Information provided:
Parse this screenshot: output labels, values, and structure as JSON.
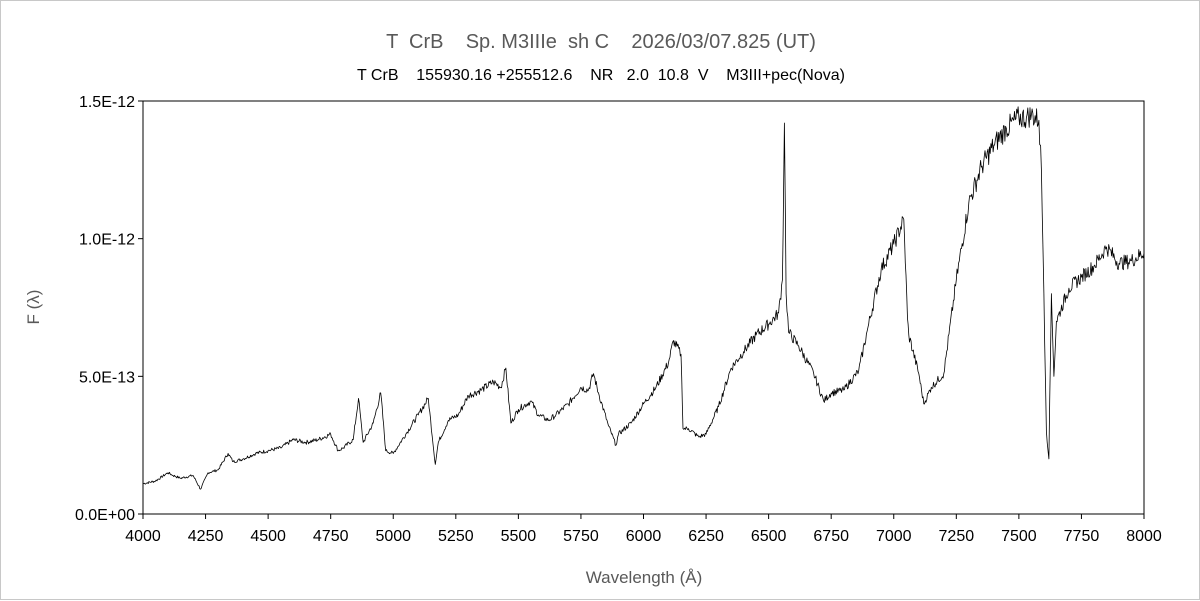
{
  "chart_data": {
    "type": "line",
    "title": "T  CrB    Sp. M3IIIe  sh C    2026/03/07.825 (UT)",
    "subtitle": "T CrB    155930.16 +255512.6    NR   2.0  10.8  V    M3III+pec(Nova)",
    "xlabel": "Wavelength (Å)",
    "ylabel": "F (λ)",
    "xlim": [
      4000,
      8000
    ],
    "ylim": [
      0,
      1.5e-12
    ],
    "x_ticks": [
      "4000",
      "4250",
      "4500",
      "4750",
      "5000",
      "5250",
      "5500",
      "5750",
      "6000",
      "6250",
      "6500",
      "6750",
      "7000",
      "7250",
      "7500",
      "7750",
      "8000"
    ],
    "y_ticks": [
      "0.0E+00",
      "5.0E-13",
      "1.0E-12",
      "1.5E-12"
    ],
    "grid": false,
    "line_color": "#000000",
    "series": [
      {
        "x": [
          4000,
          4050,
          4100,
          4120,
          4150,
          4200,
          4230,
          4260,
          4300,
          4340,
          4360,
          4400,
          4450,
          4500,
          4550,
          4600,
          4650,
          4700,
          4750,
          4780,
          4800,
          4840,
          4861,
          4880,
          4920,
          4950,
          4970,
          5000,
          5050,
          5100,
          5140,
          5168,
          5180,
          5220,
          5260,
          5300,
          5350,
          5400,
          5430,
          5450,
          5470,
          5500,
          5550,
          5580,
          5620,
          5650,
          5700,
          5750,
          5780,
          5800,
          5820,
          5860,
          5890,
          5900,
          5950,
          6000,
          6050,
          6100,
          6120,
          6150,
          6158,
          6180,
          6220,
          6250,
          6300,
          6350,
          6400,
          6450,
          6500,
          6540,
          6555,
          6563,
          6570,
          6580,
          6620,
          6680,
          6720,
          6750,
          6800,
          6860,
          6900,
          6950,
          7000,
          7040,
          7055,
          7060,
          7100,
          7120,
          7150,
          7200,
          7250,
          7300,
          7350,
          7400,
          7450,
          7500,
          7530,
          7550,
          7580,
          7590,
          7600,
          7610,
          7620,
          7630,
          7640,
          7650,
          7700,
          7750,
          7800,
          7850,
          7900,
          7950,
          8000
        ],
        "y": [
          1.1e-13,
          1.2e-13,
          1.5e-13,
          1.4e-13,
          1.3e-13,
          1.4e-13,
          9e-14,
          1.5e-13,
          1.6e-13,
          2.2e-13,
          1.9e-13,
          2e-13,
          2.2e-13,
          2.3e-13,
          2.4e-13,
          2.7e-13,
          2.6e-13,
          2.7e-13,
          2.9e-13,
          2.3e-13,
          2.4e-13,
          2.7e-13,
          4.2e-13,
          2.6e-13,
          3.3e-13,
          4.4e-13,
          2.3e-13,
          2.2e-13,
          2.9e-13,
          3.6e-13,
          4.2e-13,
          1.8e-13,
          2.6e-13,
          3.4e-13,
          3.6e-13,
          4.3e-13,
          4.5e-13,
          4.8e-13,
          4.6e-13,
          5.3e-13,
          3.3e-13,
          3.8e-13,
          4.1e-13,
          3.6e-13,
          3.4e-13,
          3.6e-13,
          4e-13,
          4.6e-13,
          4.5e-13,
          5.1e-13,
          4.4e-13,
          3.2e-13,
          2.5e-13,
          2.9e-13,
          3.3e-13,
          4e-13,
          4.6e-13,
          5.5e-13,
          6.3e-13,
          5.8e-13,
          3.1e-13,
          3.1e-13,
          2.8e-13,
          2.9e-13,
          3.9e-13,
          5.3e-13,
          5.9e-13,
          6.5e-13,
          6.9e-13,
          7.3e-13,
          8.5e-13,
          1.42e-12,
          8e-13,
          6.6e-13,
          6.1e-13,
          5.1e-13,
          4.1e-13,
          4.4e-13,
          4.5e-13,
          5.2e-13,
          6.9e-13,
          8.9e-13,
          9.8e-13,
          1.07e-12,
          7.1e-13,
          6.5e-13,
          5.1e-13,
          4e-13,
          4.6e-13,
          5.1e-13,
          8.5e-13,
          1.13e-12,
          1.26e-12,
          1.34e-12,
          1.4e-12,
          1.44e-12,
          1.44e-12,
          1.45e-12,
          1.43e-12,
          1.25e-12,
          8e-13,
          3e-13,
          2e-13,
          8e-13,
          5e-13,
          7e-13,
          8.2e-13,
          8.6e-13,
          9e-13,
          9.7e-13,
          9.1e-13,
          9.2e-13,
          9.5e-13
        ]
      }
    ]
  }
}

Task prompt: Every line of the material is to be quoted exactly, with no pictures carried over.

Final result:
Parse this screenshot: output labels, values, and structure as JSON.
{
  "chart_data": {
    "type": "line",
    "title": "T  CrB    Sp. M3IIIe  sh C    2026/03/07.825 (UT)",
    "subtitle": "T CrB    155930.16 +255512.6    NR   2.0  10.8  V    M3III+pec(Nova)",
    "xlabel": "Wavelength (Å)",
    "ylabel": "F (λ)",
    "xlim": [
      4000,
      8000
    ],
    "ylim": [
      0,
      1.5e-12
    ],
    "x_ticks": [
      "4000",
      "4250",
      "4500",
      "4750",
      "5000",
      "5250",
      "5500",
      "5750",
      "6000",
      "6250",
      "6500",
      "6750",
      "7000",
      "7250",
      "7500",
      "7750",
      "8000"
    ],
    "y_ticks": [
      "0.0E+00",
      "5.0E-13",
      "1.0E-12",
      "1.5E-12"
    ],
    "grid": false,
    "line_color": "#000000",
    "series": [
      {
        "x": [
          4000,
          4050,
          4100,
          4120,
          4150,
          4200,
          4230,
          4260,
          4300,
          4340,
          4360,
          4400,
          4450,
          4500,
          4550,
          4600,
          4650,
          4700,
          4750,
          4780,
          4800,
          4840,
          4861,
          4880,
          4920,
          4950,
          4970,
          5000,
          5050,
          5100,
          5140,
          5168,
          5180,
          5220,
          5260,
          5300,
          5350,
          5400,
          5430,
          5450,
          5470,
          5500,
          5550,
          5580,
          5620,
          5650,
          5700,
          5750,
          5780,
          5800,
          5820,
          5860,
          5890,
          5900,
          5950,
          6000,
          6050,
          6100,
          6120,
          6150,
          6158,
          6180,
          6220,
          6250,
          6300,
          6350,
          6400,
          6450,
          6500,
          6540,
          6555,
          6563,
          6570,
          6580,
          6620,
          6680,
          6720,
          6750,
          6800,
          6860,
          6900,
          6950,
          7000,
          7040,
          7055,
          7060,
          7100,
          7120,
          7150,
          7200,
          7250,
          7300,
          7350,
          7400,
          7450,
          7500,
          7530,
          7550,
          7580,
          7590,
          7600,
          7610,
          7620,
          7630,
          7640,
          7650,
          7700,
          7750,
          7800,
          7850,
          7900,
          7950,
          8000
        ],
        "y": [
          1.1e-13,
          1.2e-13,
          1.5e-13,
          1.4e-13,
          1.3e-13,
          1.4e-13,
          9e-14,
          1.5e-13,
          1.6e-13,
          2.2e-13,
          1.9e-13,
          2e-13,
          2.2e-13,
          2.3e-13,
          2.4e-13,
          2.7e-13,
          2.6e-13,
          2.7e-13,
          2.9e-13,
          2.3e-13,
          2.4e-13,
          2.7e-13,
          4.2e-13,
          2.6e-13,
          3.3e-13,
          4.4e-13,
          2.3e-13,
          2.2e-13,
          2.9e-13,
          3.6e-13,
          4.2e-13,
          1.8e-13,
          2.6e-13,
          3.4e-13,
          3.6e-13,
          4.3e-13,
          4.5e-13,
          4.8e-13,
          4.6e-13,
          5.3e-13,
          3.3e-13,
          3.8e-13,
          4.1e-13,
          3.6e-13,
          3.4e-13,
          3.6e-13,
          4e-13,
          4.6e-13,
          4.5e-13,
          5.1e-13,
          4.4e-13,
          3.2e-13,
          2.5e-13,
          2.9e-13,
          3.3e-13,
          4e-13,
          4.6e-13,
          5.5e-13,
          6.3e-13,
          5.8e-13,
          3.1e-13,
          3.1e-13,
          2.8e-13,
          2.9e-13,
          3.9e-13,
          5.3e-13,
          5.9e-13,
          6.5e-13,
          6.9e-13,
          7.3e-13,
          8.5e-13,
          1.42e-12,
          8e-13,
          6.6e-13,
          6.1e-13,
          5.1e-13,
          4.1e-13,
          4.4e-13,
          4.5e-13,
          5.2e-13,
          6.9e-13,
          8.9e-13,
          9.8e-13,
          1.07e-12,
          7.1e-13,
          6.5e-13,
          5.1e-13,
          4e-13,
          4.6e-13,
          5.1e-13,
          8.5e-13,
          1.13e-12,
          1.26e-12,
          1.34e-12,
          1.4e-12,
          1.44e-12,
          1.44e-12,
          1.45e-12,
          1.43e-12,
          1.25e-12,
          8e-13,
          3e-13,
          2e-13,
          8e-13,
          5e-13,
          7e-13,
          8.2e-13,
          8.6e-13,
          9e-13,
          9.7e-13,
          9.1e-13,
          9.2e-13,
          9.5e-13
        ]
      }
    ]
  }
}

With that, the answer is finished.